[Saved entries]
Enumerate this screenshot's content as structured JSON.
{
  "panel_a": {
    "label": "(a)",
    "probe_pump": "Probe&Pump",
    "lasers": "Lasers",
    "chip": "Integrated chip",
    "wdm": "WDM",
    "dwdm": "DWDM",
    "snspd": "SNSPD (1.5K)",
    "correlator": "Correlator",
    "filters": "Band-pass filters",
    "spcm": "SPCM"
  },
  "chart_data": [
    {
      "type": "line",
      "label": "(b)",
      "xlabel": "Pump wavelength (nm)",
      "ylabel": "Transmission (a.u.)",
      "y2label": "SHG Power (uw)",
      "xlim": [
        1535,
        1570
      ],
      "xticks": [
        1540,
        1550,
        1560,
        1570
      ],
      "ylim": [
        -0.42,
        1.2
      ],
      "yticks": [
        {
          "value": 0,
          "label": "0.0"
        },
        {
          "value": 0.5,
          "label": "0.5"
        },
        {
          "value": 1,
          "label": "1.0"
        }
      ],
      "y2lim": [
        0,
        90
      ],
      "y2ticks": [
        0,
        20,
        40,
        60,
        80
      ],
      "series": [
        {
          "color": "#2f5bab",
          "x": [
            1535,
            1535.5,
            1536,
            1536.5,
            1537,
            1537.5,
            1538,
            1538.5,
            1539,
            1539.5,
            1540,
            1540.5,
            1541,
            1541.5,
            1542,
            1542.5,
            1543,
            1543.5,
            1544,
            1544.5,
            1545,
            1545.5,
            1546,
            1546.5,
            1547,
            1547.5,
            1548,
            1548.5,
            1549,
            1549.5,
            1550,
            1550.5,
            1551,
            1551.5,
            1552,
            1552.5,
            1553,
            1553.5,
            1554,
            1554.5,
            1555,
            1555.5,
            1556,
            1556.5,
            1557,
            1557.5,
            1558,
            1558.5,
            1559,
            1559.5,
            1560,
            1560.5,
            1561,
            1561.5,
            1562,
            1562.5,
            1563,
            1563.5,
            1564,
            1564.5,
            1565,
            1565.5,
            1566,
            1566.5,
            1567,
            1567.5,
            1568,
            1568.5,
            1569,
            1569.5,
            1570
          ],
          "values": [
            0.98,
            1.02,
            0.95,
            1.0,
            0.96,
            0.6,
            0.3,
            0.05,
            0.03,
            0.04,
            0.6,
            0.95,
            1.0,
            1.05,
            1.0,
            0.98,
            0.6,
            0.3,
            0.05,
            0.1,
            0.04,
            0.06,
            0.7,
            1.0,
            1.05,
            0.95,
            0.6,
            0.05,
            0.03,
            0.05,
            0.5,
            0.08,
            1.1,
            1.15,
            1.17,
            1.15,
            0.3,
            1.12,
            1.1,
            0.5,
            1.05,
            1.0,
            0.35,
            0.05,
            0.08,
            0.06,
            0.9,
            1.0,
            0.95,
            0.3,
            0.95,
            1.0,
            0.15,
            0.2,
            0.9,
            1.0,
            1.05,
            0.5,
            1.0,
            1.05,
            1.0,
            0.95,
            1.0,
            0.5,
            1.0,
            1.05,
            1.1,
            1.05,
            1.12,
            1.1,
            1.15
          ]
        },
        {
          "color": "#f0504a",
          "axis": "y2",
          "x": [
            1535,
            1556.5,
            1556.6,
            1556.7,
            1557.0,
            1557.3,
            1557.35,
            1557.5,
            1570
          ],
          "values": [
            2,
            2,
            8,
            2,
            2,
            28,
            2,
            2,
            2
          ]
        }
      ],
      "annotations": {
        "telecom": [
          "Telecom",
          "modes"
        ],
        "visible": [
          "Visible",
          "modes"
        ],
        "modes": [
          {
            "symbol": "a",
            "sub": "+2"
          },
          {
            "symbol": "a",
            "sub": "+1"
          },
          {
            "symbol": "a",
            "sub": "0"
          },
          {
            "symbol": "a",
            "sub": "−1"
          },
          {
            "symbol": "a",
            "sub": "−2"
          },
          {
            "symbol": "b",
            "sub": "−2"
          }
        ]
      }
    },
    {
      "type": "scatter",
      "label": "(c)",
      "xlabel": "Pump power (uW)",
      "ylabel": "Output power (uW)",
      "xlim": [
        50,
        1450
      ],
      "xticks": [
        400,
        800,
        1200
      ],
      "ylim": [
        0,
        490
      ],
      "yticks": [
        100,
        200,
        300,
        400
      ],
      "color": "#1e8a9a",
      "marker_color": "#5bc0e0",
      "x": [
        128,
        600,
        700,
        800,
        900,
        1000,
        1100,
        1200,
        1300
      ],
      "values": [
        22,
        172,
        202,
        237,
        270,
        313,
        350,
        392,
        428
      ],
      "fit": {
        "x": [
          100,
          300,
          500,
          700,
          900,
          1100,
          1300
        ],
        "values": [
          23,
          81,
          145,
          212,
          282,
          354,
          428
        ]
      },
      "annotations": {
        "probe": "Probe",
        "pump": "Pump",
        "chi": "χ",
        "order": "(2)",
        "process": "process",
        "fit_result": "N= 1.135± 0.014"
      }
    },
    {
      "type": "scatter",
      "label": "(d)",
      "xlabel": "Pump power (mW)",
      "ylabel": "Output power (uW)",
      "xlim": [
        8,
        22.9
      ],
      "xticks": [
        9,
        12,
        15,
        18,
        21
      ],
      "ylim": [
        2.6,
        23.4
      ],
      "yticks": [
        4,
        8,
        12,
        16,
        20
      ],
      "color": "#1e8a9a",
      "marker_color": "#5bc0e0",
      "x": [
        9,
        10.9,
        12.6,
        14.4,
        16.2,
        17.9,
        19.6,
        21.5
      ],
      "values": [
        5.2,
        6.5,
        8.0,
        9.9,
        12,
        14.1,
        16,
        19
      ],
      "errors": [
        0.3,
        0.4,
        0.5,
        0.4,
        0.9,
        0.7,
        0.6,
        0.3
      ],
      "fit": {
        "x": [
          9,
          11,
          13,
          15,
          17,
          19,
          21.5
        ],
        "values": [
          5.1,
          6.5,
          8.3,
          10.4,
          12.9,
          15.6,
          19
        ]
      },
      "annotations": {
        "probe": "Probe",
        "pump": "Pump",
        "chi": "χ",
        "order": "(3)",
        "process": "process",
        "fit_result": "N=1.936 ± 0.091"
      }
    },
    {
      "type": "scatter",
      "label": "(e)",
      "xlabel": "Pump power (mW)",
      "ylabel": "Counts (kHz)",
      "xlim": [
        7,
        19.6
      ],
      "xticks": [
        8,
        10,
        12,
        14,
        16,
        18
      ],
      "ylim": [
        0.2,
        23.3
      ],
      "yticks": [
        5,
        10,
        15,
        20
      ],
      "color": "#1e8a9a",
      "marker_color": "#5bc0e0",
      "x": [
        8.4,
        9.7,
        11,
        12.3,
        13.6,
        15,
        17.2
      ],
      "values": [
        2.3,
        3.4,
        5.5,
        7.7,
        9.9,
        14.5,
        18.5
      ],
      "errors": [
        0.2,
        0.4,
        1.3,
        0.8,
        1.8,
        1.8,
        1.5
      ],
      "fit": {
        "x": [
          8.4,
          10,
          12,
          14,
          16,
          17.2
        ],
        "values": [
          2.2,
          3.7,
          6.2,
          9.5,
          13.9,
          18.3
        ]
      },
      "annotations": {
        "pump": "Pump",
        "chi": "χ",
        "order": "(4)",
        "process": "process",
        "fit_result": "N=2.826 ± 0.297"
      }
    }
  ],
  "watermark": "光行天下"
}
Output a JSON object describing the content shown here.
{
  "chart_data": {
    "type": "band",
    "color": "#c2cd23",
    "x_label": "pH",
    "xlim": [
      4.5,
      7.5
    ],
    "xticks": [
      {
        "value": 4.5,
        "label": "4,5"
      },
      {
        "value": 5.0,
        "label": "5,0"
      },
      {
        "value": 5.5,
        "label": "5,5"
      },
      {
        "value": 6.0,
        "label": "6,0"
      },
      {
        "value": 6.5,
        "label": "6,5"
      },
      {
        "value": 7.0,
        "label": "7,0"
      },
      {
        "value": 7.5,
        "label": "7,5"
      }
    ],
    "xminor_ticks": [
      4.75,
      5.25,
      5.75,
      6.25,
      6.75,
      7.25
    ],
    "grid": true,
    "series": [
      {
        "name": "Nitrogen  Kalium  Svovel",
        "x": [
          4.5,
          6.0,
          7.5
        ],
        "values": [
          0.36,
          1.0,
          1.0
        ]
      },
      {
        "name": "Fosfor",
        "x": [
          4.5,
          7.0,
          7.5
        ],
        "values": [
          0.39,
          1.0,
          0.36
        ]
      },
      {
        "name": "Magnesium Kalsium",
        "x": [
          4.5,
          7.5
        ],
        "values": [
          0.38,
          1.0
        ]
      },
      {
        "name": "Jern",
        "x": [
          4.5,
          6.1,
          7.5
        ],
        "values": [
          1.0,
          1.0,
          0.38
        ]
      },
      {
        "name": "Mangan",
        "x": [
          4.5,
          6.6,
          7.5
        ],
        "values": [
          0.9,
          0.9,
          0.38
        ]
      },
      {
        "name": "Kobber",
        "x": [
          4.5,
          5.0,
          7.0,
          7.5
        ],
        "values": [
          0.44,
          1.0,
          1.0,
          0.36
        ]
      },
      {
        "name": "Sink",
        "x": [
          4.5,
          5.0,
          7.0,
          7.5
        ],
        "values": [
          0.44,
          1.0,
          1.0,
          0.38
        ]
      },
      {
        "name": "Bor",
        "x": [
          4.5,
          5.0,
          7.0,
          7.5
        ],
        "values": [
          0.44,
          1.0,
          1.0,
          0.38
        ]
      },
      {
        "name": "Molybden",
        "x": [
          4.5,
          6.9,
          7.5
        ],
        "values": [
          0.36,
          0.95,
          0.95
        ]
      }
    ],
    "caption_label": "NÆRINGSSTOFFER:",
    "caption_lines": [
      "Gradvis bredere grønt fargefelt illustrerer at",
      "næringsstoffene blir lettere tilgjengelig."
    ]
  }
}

* _To do_
Take every line containing the word "ylabel" and copy it.

* _Answer for the task_
      "ylabel": "Transmission (a.u.)",
      "ylabel": "Output power (uW)",
      "ylabel": "Output power (uW)",
      "ylabel": "Counts (kHz)",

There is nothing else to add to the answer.